(Stored data)
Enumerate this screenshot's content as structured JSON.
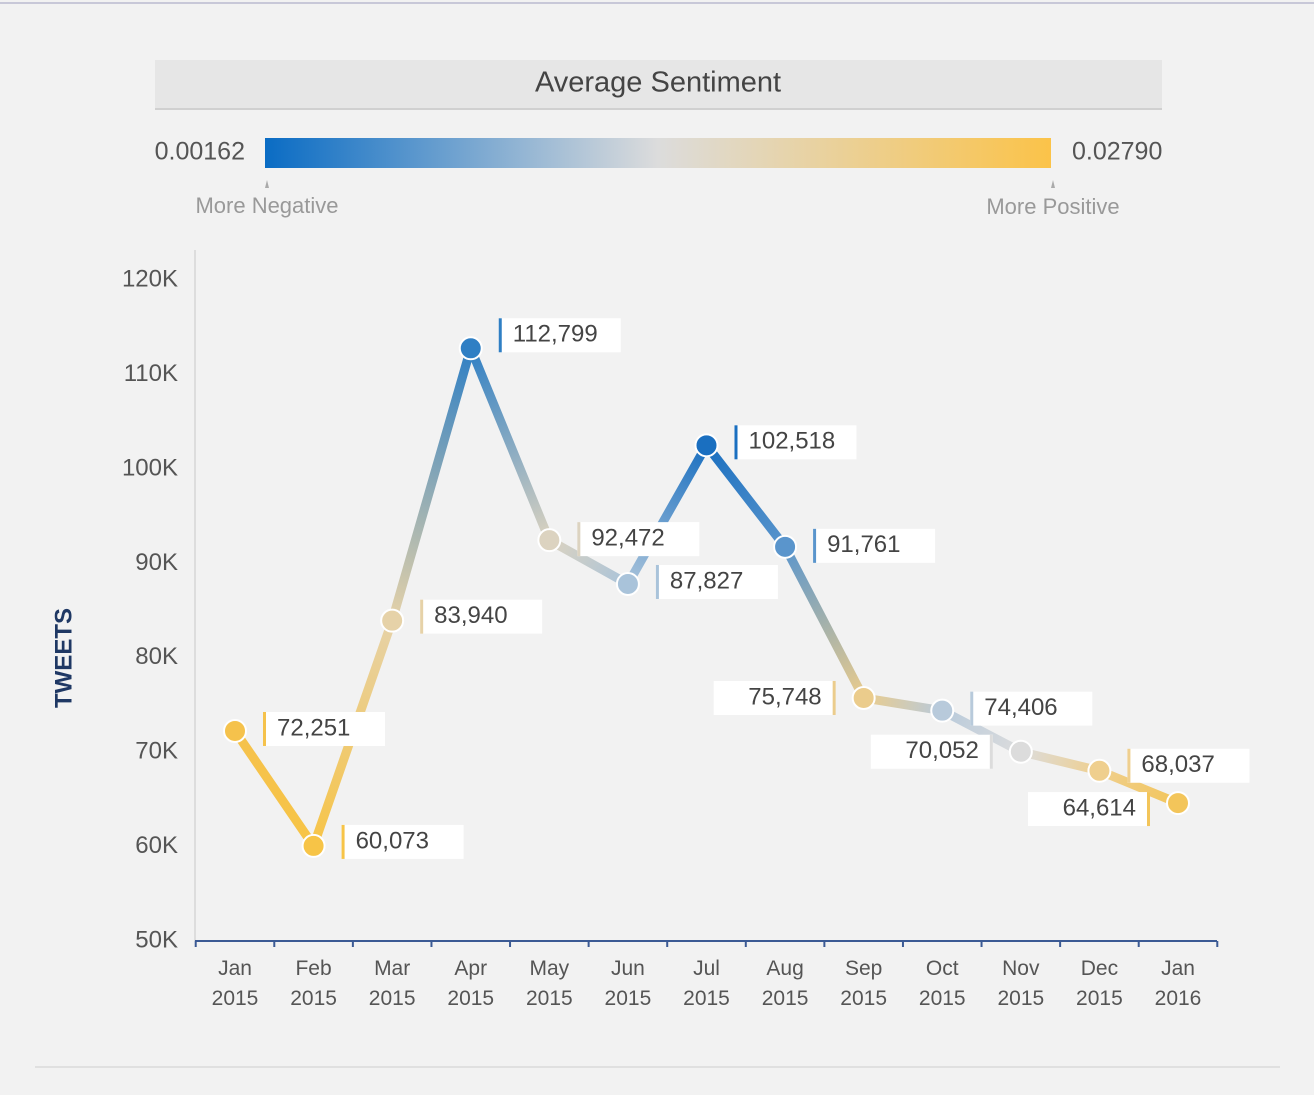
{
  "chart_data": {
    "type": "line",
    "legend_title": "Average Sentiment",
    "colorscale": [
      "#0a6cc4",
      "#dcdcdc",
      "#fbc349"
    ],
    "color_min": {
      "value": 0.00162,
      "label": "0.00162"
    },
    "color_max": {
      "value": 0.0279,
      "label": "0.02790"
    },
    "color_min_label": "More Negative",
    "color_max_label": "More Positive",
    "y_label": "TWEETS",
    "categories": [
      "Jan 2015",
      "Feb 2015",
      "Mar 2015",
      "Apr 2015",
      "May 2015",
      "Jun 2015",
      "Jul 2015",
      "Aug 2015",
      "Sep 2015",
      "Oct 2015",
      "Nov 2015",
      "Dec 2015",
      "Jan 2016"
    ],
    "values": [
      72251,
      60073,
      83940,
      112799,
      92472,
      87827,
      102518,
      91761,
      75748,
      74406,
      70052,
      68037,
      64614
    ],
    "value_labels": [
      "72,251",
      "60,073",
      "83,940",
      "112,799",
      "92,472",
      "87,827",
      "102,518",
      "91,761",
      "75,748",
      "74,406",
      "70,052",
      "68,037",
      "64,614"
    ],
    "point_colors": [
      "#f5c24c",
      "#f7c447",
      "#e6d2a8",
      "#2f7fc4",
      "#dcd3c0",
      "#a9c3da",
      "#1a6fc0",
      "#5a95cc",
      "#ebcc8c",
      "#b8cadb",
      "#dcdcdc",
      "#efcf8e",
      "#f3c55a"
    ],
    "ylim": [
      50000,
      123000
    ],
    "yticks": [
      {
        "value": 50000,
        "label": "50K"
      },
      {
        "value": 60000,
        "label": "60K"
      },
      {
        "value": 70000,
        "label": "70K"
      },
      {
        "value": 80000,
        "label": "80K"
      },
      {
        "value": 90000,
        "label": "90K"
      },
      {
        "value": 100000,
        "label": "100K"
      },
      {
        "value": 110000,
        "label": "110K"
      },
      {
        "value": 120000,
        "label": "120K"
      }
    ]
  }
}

* * *

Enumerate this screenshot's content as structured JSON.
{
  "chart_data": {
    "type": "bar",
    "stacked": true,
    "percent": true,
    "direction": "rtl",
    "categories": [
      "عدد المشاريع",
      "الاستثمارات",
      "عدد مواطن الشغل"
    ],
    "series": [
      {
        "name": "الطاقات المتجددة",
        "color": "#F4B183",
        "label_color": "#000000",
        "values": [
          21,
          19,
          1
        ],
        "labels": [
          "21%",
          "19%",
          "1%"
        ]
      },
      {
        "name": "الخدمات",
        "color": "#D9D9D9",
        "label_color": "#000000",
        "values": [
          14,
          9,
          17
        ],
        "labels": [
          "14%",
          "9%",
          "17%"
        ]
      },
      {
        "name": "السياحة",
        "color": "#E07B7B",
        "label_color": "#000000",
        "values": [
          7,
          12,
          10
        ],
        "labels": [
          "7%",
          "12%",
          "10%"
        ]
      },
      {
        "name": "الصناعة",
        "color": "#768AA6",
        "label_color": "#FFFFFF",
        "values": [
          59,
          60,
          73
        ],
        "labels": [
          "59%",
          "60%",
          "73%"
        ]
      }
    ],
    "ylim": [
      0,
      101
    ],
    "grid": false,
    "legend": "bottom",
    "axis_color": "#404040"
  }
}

--

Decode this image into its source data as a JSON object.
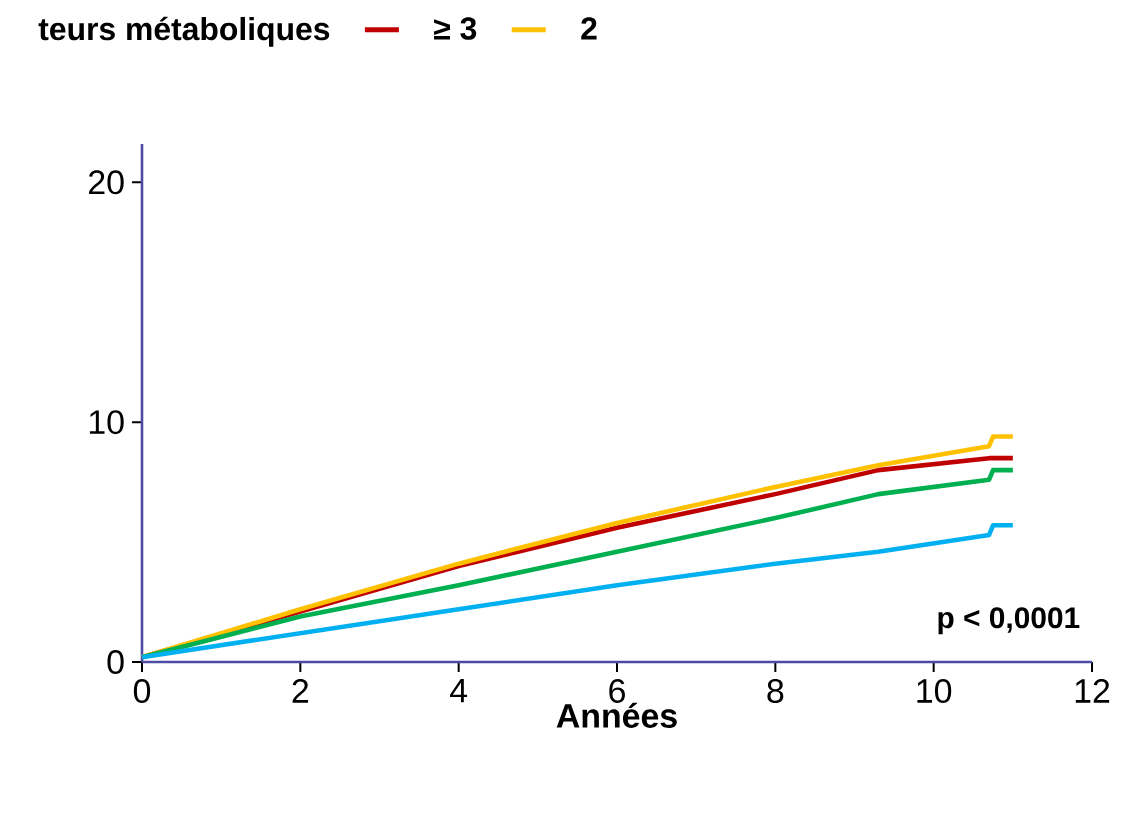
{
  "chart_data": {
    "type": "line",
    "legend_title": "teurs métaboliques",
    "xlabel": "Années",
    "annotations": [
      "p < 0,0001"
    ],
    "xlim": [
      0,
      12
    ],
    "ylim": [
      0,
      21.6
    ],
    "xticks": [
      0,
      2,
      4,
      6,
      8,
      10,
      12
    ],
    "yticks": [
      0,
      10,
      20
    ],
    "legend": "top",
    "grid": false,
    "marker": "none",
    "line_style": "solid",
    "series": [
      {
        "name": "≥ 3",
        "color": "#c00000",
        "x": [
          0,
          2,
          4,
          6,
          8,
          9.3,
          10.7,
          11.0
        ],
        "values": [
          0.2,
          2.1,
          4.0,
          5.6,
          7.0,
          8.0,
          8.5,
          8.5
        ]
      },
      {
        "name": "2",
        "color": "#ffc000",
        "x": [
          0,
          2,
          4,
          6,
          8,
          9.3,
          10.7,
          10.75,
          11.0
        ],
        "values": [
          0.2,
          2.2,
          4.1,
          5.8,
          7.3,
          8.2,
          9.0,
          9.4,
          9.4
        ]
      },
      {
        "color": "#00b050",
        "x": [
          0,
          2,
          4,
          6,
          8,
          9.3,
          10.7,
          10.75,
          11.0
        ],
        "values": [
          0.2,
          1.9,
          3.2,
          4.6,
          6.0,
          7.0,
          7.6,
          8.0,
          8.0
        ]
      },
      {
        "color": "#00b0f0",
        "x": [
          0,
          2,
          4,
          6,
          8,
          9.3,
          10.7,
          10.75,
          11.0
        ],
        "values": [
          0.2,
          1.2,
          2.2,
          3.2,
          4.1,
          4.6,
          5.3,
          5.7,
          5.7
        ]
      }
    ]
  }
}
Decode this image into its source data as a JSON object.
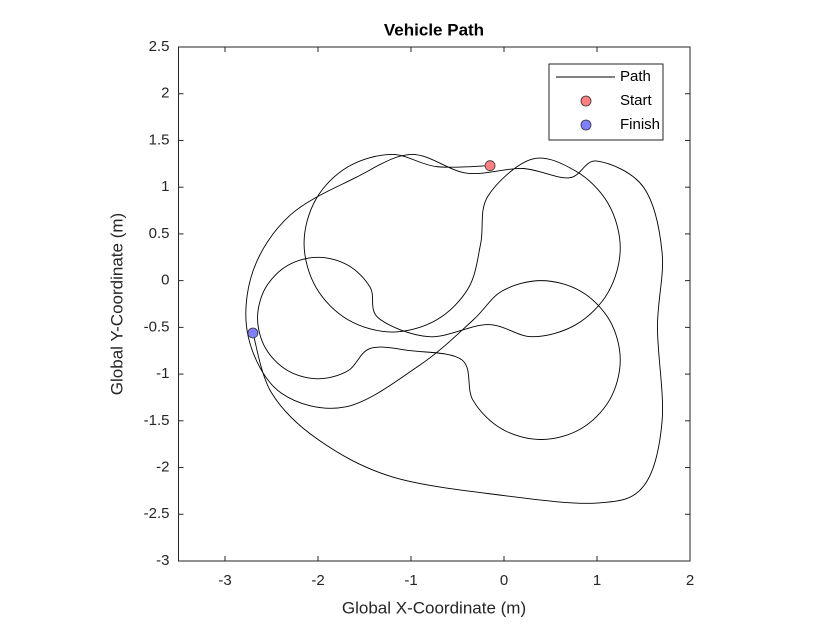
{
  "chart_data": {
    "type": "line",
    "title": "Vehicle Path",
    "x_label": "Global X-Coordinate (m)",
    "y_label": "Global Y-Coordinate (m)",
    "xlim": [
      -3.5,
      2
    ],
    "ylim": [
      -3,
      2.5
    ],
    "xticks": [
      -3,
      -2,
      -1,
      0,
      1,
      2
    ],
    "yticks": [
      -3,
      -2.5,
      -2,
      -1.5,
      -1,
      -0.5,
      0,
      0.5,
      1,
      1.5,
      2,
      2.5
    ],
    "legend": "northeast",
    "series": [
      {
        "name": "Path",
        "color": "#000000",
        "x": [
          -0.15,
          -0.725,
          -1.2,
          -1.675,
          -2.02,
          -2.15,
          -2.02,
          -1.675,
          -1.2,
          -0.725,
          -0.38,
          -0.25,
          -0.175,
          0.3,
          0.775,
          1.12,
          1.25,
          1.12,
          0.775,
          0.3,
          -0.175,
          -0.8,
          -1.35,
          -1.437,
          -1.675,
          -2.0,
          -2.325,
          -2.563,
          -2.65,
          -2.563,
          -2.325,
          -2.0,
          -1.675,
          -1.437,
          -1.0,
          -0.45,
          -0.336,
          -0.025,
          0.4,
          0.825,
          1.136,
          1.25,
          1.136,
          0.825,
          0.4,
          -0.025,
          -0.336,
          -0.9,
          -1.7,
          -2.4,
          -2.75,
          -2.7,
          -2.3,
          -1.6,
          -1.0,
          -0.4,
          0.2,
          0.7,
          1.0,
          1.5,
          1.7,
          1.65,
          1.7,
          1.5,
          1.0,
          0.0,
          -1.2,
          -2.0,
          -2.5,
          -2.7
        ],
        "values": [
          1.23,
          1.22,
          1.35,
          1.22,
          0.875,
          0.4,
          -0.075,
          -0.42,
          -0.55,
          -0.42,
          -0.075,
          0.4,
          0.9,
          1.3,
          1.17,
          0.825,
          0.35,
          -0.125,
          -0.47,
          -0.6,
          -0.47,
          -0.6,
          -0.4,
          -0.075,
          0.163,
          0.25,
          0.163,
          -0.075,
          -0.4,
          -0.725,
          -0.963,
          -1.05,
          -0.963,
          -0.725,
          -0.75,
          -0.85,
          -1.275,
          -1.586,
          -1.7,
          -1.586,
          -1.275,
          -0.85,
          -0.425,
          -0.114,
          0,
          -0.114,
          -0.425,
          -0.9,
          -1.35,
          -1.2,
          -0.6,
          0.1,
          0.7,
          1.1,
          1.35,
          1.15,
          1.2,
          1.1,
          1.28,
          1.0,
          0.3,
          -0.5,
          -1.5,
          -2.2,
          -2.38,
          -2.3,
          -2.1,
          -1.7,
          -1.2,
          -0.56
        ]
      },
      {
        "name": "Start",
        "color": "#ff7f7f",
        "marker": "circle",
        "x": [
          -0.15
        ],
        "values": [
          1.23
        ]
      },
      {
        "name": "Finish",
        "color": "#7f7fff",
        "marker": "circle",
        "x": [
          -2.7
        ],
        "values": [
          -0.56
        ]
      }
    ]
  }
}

EXERCISE GOAL ▸ Gather from the entries above all lines that include the string "Coordinate".

SOLUTION TO THE PROBLEM ▸
    "x_label": "Global X-Coordinate (m)",
    "y_label": "Global Y-Coordinate (m)",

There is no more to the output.